WRITTEN EXERCISE
Copy the entries word for word, starting at the very first line and going on through the line that contains "y-tick-label: 4,500 — [23, 63, 56, 78]".
★ ★ ★ ★ ★
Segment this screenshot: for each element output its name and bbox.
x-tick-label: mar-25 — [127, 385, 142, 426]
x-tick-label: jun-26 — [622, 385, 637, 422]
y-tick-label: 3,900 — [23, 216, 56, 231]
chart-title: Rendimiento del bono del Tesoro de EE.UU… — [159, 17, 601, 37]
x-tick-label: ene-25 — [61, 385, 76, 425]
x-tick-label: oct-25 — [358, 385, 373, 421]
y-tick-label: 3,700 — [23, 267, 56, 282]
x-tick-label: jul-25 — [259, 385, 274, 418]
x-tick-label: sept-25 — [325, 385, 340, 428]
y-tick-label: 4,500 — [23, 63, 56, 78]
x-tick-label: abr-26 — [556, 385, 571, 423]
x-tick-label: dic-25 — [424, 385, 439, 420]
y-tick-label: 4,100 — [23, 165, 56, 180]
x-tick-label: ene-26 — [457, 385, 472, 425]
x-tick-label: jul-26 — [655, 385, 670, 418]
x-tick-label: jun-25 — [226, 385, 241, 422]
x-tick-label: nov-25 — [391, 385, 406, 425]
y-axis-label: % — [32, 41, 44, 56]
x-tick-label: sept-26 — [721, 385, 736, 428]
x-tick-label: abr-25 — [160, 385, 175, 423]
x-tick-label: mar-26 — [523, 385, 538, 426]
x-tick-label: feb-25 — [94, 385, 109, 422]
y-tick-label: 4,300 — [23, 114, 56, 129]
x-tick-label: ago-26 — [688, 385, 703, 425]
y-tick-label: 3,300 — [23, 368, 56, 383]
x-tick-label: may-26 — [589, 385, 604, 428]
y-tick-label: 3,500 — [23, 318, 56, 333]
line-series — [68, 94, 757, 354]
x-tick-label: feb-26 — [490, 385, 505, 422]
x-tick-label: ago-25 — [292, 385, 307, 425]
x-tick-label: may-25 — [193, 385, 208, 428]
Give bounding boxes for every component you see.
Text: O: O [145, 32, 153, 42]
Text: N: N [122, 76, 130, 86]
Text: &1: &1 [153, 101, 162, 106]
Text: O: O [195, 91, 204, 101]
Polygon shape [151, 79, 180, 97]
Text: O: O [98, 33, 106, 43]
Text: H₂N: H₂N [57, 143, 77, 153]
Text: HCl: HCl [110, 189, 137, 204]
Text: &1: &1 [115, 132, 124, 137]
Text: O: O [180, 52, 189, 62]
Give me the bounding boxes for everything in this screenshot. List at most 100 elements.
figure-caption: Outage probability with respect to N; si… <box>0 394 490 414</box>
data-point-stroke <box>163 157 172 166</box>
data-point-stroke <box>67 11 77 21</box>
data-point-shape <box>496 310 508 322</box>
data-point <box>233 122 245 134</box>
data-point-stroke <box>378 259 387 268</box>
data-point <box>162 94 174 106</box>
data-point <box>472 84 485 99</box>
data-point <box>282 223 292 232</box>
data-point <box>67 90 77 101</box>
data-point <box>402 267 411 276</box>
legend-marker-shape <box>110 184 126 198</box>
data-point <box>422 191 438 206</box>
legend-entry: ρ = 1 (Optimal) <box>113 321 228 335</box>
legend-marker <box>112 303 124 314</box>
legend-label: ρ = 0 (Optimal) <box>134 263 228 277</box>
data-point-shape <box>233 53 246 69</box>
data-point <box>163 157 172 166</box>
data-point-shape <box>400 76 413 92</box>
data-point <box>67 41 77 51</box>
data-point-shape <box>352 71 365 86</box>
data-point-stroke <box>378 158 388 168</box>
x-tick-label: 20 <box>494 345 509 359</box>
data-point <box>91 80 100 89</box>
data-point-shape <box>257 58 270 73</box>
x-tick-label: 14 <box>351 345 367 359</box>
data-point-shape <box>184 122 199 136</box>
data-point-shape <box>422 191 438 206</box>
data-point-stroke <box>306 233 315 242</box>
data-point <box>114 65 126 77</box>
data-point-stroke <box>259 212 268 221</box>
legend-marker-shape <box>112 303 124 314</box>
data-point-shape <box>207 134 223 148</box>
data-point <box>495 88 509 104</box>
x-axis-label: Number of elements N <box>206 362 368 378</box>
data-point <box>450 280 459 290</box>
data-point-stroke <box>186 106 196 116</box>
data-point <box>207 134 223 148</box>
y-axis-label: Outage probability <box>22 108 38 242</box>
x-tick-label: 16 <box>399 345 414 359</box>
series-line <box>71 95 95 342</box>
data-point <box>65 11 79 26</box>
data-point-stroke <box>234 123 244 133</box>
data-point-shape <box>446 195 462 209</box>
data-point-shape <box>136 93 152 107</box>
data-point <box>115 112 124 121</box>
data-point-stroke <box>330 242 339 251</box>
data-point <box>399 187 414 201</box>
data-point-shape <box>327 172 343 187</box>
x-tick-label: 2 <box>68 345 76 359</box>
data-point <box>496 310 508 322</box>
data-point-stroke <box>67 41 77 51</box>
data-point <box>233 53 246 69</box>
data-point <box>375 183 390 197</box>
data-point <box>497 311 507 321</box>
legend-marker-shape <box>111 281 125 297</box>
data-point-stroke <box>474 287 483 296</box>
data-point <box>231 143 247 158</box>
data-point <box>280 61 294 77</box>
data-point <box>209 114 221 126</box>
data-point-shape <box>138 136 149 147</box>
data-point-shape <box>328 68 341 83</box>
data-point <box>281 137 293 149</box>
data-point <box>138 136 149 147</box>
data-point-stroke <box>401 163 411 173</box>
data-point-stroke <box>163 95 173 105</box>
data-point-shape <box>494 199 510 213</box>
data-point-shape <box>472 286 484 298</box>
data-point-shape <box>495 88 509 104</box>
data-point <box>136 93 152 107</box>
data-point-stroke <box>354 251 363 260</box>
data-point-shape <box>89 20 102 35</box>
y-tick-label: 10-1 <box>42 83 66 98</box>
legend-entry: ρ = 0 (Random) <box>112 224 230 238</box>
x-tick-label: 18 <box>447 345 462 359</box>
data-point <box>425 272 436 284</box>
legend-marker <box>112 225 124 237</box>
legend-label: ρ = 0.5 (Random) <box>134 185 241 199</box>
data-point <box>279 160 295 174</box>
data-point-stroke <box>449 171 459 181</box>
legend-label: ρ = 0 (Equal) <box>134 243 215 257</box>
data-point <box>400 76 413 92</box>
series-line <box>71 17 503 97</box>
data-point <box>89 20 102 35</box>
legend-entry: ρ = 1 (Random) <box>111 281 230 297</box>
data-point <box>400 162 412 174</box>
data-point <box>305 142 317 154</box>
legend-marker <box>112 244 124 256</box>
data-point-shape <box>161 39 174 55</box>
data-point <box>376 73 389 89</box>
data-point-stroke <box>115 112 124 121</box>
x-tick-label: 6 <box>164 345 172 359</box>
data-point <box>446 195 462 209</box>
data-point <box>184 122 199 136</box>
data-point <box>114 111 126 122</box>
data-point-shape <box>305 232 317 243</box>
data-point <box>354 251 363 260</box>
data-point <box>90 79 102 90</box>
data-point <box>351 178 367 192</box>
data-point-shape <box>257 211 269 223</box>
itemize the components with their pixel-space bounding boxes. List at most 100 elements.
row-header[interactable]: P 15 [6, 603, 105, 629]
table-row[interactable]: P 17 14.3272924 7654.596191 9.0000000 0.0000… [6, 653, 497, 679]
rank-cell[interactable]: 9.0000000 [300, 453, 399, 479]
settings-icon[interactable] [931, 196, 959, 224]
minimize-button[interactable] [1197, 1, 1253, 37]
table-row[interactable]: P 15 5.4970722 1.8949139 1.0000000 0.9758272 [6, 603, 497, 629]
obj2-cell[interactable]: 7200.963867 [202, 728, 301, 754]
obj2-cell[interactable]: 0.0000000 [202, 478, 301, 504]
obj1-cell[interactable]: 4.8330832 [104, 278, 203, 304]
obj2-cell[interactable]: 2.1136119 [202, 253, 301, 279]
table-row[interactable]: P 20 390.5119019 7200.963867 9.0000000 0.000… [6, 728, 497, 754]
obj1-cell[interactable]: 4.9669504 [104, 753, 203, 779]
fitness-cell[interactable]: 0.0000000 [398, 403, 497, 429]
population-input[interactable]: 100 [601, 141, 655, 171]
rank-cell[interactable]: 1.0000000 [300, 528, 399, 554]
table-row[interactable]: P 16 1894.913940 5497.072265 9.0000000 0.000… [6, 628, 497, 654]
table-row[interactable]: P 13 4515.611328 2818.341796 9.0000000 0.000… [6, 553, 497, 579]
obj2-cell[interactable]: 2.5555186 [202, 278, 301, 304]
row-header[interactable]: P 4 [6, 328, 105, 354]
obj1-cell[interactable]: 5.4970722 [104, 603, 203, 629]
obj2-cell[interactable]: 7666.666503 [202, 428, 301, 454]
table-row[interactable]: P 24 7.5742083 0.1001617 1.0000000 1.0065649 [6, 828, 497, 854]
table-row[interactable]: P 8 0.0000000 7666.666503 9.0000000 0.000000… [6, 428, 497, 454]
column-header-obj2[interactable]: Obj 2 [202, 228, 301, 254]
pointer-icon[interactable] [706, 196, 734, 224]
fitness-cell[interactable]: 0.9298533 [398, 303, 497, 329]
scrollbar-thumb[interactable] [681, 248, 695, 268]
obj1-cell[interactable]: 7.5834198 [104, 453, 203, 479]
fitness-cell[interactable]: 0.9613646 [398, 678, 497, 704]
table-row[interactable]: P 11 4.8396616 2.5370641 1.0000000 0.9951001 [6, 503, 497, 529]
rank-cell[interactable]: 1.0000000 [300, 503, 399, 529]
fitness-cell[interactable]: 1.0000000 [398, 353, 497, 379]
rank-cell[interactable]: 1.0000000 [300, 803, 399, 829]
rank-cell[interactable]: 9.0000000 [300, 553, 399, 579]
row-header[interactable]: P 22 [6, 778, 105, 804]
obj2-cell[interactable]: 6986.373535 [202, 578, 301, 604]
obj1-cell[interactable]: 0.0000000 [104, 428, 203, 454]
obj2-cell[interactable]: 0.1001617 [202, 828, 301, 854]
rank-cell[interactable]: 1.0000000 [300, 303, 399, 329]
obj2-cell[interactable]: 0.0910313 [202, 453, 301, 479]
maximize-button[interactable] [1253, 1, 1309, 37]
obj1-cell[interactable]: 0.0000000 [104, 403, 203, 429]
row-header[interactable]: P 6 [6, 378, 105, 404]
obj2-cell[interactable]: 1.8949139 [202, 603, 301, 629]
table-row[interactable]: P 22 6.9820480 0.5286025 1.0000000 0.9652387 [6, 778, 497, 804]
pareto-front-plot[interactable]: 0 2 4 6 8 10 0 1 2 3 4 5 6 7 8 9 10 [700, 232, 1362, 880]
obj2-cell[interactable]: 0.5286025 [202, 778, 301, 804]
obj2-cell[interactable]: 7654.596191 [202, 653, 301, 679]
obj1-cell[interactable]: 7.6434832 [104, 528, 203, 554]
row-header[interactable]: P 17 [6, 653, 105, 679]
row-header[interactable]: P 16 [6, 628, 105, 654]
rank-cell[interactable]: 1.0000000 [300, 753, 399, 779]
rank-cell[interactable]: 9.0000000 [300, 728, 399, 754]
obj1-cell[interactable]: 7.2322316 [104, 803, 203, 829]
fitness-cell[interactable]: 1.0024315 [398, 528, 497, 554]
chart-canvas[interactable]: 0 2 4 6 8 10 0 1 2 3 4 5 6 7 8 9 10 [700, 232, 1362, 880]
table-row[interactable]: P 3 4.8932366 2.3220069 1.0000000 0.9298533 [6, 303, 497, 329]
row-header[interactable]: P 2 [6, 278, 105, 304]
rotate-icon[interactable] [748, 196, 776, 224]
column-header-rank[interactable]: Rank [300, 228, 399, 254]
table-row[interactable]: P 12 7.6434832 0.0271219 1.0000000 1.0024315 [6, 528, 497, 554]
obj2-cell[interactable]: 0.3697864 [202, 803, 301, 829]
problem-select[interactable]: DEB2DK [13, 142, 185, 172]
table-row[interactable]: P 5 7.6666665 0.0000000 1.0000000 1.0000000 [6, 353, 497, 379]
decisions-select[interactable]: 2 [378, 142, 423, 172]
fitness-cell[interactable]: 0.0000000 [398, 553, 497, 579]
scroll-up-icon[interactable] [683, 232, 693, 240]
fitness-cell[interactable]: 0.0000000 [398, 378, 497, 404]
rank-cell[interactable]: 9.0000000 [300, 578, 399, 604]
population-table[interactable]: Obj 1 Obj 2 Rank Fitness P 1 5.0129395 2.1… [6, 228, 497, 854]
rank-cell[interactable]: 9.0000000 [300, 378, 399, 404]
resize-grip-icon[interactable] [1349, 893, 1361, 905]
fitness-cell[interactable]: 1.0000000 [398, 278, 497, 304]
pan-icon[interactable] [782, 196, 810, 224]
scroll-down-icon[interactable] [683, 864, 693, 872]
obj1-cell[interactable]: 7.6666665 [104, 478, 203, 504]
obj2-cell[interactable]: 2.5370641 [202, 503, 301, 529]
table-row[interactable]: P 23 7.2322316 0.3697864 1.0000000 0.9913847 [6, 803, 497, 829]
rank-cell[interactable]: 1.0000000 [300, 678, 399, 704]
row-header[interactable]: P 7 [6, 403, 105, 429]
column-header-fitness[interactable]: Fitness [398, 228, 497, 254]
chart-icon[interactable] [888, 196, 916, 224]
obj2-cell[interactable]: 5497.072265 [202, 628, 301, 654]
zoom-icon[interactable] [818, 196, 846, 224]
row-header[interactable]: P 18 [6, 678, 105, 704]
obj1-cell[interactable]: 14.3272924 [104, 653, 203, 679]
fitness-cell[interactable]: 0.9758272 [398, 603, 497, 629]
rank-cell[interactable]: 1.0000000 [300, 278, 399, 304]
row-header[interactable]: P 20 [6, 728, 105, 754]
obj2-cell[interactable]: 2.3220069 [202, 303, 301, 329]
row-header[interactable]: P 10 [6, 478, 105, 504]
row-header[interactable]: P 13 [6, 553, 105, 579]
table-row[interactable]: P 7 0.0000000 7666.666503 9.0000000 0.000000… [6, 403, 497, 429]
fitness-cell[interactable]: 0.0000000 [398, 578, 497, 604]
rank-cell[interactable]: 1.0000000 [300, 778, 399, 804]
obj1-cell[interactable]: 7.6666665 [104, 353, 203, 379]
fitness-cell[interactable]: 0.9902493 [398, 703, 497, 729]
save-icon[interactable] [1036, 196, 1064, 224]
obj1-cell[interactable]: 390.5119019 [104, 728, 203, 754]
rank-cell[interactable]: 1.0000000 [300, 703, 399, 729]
★ ★ ★ ★ ★
FULL RESPONSE
Segment this screenshot: for each element output its name and bbox.
x-tick-label: mar-25 — [127, 385, 142, 426]
x-tick-label: jun-26 — [622, 385, 637, 422]
y-tick-label: 3,900 — [23, 216, 56, 231]
chart-title: Rendimiento del bono del Tesoro de EE.UU… — [159, 17, 601, 37]
x-tick-label: ene-25 — [61, 385, 76, 425]
x-tick-label: oct-25 — [358, 385, 373, 421]
y-tick-label: 3,700 — [23, 267, 56, 282]
x-tick-label: jul-25 — [259, 385, 274, 418]
x-tick-label: sept-25 — [325, 385, 340, 428]
y-tick-label: 4,500 — [23, 63, 56, 78]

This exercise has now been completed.